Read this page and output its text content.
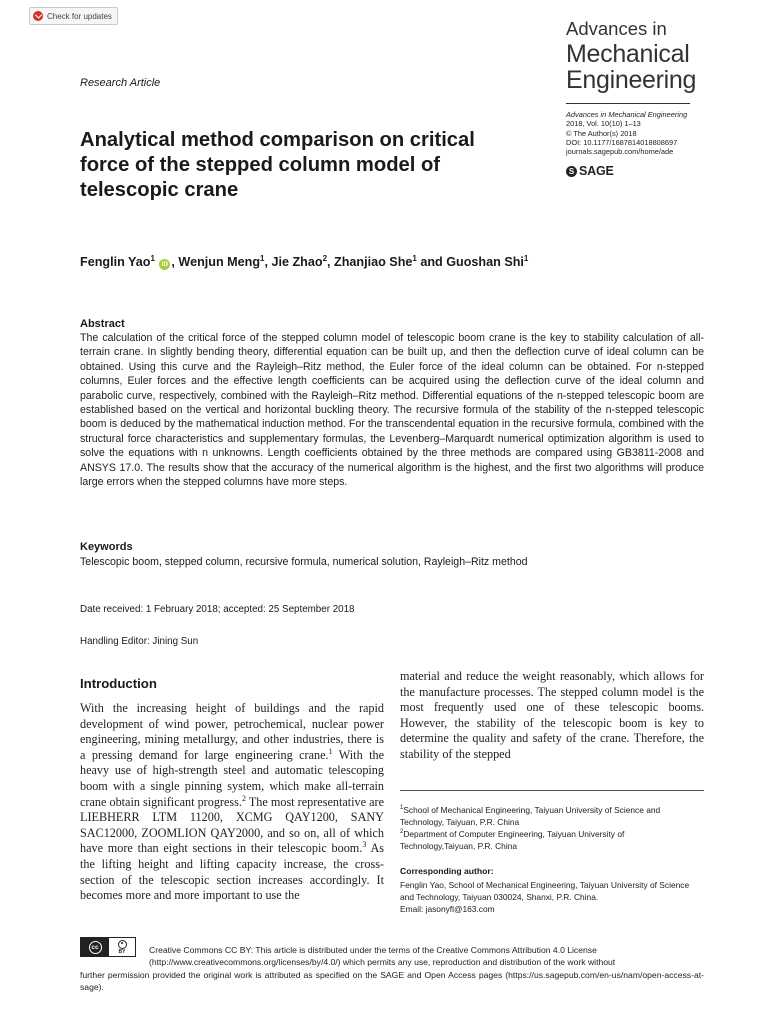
Check for updates
Advances in
Mechanical
Engineering
Research Article
Advances in Mechanical Engineering
2018, Vol. 10(10) 1–13
© The Author(s) 2018
DOI: 10.1177/1687814018808697
journals.sagepub.com/home/ade
S SAGE
Analytical method comparison on critical force of the stepped column model of telescopic crane
Fenglin Yao$^1$ iD , Wenjun Meng$^1$, Jie Zhao$^2$, Zhanjiao She$^1$ and Guoshan Shi$^1$
Abstract

The calculation of the critical force of the stepped column model of telescopic boom crane is the key to stability calculation of all-terrain crane. In slightly bending theory, differential equation can be built up, and then the deflection curve of ideal column can be obtained. Using this curve and the Rayleigh–Ritz method, the Euler force of the ideal column can be obtained. For n-stepped columns, Euler forces and the effective length coefficients can be acquired using the deflection curve of the ideal column and parabolic curve, respectively, combined with the Rayleigh–Ritz method. Differential equations of the n-stepped telescopic boom are established based on the vertical and horizontal buckling theory. The recursive formula of the stability of the n-stepped telescopic boom is deduced by the mathematical induction method. For the transcendental equation in the recursive formula, combined with the structural force characteristics and supplementary formulas, the Levenberg–Marquardt numerical optimization algorithm is used to solve the equations with n unknowns. Length coefficients obtained by the three methods are compared using GB3811-2008 and ANSYS 17.0. The results show that the accuracy of the numerical algorithm is the highest, and the first two algorithms will produce large errors when the stepped columns have more steps.

Keywords
Telescopic boom, stepped column, recursive formula, numerical solution, Rayleigh–Ritz method
Date received: 1 February 2018; accepted: 25 September 2018
Handling Editor: Jining Sun
Introduction

With the increasing height of buildings and the rapid development of wind power, petrochemical, nuclear power engineering, mining metallurgy, and other industries, there is a pressing demand for large engineering crane.$^1$ With the heavy use of high-strength steel and automatic telescoping boom with a single pinning system, which make all-terrain crane obtain significant progress.$^2$ The most representative are LIEBHERR LTM 11200, XCMG QAY1200, SANY SAC12000, ZOOMLION QAY2000, and so on, all of which have more than eight sections in their telescopic boom.$^3$ As the lifting height and lifting capacity increase, the cross-section of the telescopic section increases accordingly. It becomes more and more important to use the

material and reduce the weight reasonably, which allows for the manufacture processes. The stepped column model is the most frequently used one of these telescopic booms. However, the stability of the telescopic boom is key to determine the quality and safety of the crane. Therefore, the stability of the stepped

$^1$School of Mechanical Engineering, Taiyuan University of Science and Technology, Taiyuan, P.R. China
$^2$Department of Computer Engineering, Taiyuan University of Technology,Taiyuan, P.R. China
Corresponding author:
Fenglin Yao, School of Mechanical Engineering, Taiyuan University of Science and Technology, Taiyuan 030024, Shanxi, P.R. China.
Email: jasonyfl@163.com
cc
BY	Creative Commons CC BY: This article is distributed under the terms of the Creative Commons Attribution 4.0 License
(http://www.creativecommons.org/licenses/by/4.0/) which permits any use, reproduction and distribution of the work without
further permission provided the original work is attributed as specified on the SAGE and Open Access pages (https://us.sagepub.com/en-us/nam/open-access-at-sage).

◆ **WRITTEN INSTRUCTION**
Transcribe every line in the entries above, taking out only the images.

◆ **PROBLEM SOLUTION**
Read this page and output its text content.
Check for updates
Advances in
Mechanical
Engineering
Research Article
Advances in Mechanical Engineering
2018, Vol. 10(10) 1–13
© The Author(s) 2018
DOI: 10.1177/1687814018808697
journals.sagepub.com/home/ade
S SAGE
Analytical method comparison on critical force of the stepped column model of telescopic crane
Fenglin Yao$^1$ iD , Wenjun Meng$^1$, Jie Zhao$^2$, Zhanjiao She$^1$ and Guoshan Shi$^1$
Abstract

The calculation of the critical force of the stepped column model of telescopic boom crane is the key to stability calculation of all-terrain crane. In slightly bending theory, differential equation can be built up, and then the deflection curve of ideal column can be obtained. Using this curve and the Rayleigh–Ritz method, the Euler force of the ideal column can be obtained. For n-stepped columns, Euler forces and the effective length coefficients can be acquired using the deflection curve of the ideal column and parabolic curve, respectively, combined with the Rayleigh–Ritz method. Differential equations of the n-stepped telescopic boom are established based on the vertical and horizontal buckling theory. The recursive formula of the stability of the n-stepped telescopic boom is deduced by the mathematical induction method. For the transcendental equation in the recursive formula, combined with the structural force characteristics and supplementary formulas, the Levenberg–Marquardt numerical optimization algorithm is used to solve the equations with n unknowns. Length coefficients obtained by the three methods are compared using GB3811-2008 and ANSYS 17.0. The results show that the accuracy of the numerical algorithm is the highest, and the first two algorithms will produce large errors when the stepped columns have more steps.

Keywords
Telescopic boom, stepped column, recursive formula, numerical solution, Rayleigh–Ritz method
Date received: 1 February 2018; accepted: 25 September 2018
Handling Editor: Jining Sun
Introduction

With the increasing height of buildings and the rapid development of wind power, petrochemical, nuclear power engineering, mining metallurgy, and other industries, there is a pressing demand for large engineering crane.$^1$ With the heavy use of high-strength steel and automatic telescoping boom with a single pinning system, which make all-terrain crane obtain significant progress.$^2$ The most representative are LIEBHERR LTM 11200, XCMG QAY1200, SANY SAC12000, ZOOMLION QAY2000, and so on, all of which have more than eight sections in their telescopic boom.$^3$ As the lifting height and lifting capacity increase, the cross-section of the telescopic section increases accordingly. It becomes more and more important to use the

material and reduce the weight reasonably, which allows for the manufacture processes. The stepped column model is the most frequently used one of these telescopic booms. However, the stability of the telescopic boom is key to determine the quality and safety of the crane. Therefore, the stability of the stepped

$^1$School of Mechanical Engineering, Taiyuan University of Science and Technology, Taiyuan, P.R. China
$^2$Department of Computer Engineering, Taiyuan University of Technology,Taiyuan, P.R. China
Corresponding author:
Fenglin Yao, School of Mechanical Engineering, Taiyuan University of Science and Technology, Taiyuan 030024, Shanxi, P.R. China.
Email: jasonyfl@163.com
cc
BY	Creative Commons CC BY: This article is distributed under the terms of the Creative Commons Attribution 4.0 License
(http://www.creativecommons.org/licenses/by/4.0/) which permits any use, reproduction and distribution of the work without
further permission provided the original work is attributed as specified on the SAGE and Open Access pages (https://us.sagepub.com/en-us/nam/open-access-at-sage).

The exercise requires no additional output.